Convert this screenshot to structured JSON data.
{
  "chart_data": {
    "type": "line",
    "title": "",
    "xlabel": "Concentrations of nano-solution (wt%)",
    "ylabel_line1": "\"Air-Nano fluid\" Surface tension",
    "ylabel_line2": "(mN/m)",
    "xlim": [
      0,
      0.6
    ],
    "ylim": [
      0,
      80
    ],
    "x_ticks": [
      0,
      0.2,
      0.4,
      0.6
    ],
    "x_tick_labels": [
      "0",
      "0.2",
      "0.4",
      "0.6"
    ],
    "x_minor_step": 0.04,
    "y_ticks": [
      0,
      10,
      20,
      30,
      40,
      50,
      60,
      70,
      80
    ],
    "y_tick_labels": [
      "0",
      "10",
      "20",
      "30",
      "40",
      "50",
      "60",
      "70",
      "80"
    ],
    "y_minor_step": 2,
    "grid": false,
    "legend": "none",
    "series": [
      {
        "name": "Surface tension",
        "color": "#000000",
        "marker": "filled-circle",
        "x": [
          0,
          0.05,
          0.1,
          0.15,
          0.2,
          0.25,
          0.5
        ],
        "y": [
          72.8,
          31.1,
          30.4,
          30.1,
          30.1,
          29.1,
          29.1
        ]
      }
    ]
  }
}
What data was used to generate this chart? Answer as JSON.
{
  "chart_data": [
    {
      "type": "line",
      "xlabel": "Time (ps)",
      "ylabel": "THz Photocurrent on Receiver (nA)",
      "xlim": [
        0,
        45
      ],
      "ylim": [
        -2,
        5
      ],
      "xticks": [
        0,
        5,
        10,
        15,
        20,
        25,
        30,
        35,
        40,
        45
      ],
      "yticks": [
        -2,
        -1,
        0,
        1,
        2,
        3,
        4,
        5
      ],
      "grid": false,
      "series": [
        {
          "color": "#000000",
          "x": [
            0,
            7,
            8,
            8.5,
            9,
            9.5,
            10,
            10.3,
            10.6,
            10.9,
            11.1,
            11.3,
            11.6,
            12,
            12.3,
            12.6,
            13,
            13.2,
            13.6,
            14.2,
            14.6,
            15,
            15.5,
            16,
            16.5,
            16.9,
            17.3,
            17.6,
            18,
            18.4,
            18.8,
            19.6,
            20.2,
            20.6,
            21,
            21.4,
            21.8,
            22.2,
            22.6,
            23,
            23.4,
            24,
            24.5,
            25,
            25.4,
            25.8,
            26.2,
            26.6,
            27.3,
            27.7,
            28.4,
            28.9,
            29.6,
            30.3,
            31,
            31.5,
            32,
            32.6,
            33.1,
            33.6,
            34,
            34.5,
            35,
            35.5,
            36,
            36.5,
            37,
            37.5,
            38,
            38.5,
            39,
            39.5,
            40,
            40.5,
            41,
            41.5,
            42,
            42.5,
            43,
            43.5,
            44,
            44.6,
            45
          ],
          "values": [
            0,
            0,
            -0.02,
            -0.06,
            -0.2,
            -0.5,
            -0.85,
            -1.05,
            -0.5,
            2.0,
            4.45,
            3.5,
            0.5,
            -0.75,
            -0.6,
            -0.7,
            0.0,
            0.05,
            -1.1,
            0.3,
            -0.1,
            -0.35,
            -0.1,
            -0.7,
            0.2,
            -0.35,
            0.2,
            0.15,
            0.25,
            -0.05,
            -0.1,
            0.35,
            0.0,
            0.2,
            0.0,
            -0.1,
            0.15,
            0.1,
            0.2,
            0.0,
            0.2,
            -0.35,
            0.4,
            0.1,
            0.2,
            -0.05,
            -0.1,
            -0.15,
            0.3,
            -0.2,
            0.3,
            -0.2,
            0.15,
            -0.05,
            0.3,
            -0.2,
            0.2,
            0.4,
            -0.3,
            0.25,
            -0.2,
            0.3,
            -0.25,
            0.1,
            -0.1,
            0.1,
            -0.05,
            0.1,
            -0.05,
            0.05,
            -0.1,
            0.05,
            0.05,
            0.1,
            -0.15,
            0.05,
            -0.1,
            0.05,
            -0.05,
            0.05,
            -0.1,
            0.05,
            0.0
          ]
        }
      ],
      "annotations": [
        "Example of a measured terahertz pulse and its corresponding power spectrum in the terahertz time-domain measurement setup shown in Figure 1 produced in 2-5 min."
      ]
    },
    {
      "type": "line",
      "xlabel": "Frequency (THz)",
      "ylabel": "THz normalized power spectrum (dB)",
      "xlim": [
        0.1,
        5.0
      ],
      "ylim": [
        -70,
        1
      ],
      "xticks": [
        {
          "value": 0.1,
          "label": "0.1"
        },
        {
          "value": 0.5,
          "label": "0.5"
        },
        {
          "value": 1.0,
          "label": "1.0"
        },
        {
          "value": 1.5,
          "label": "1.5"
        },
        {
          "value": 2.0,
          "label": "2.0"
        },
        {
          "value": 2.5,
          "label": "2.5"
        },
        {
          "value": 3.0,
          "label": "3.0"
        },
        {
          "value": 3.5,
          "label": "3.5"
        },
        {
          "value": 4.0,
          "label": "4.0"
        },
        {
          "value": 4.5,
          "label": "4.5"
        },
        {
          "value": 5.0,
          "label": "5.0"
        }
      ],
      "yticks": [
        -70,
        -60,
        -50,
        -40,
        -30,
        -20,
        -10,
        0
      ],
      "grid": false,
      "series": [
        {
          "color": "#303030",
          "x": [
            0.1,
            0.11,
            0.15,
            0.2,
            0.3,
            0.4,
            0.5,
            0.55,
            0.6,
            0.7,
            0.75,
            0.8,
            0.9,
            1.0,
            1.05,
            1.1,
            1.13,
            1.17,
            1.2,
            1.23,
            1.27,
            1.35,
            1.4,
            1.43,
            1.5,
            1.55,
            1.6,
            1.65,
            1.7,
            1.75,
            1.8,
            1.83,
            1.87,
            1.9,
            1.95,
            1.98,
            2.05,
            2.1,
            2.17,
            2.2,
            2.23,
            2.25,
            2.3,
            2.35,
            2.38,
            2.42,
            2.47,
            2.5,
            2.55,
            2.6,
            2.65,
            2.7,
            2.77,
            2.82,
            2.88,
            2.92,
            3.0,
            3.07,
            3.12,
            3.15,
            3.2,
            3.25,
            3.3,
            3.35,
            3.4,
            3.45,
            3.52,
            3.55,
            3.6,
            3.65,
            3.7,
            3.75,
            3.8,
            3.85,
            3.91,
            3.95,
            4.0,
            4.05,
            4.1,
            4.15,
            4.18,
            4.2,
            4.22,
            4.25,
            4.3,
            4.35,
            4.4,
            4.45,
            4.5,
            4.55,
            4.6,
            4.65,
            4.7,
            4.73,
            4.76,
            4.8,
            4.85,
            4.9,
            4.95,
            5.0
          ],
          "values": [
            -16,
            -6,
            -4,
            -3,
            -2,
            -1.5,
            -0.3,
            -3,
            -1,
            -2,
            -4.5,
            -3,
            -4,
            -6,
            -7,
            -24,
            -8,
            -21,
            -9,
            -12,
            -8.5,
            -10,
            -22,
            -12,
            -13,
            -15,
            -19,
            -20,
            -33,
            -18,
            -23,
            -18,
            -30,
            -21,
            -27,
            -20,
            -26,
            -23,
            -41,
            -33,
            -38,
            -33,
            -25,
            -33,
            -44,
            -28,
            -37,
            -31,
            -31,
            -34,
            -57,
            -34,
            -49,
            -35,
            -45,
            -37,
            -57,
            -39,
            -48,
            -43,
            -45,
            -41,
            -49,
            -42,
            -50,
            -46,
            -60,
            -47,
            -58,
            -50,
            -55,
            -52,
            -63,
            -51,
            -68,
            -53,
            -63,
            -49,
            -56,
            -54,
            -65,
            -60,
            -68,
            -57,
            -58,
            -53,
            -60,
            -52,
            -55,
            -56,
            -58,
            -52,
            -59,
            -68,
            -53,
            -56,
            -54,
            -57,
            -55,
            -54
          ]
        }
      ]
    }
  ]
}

----

Exercise aim:
Count the lines above that contain the word "color", and give only that number.

Solution to the exercise:
3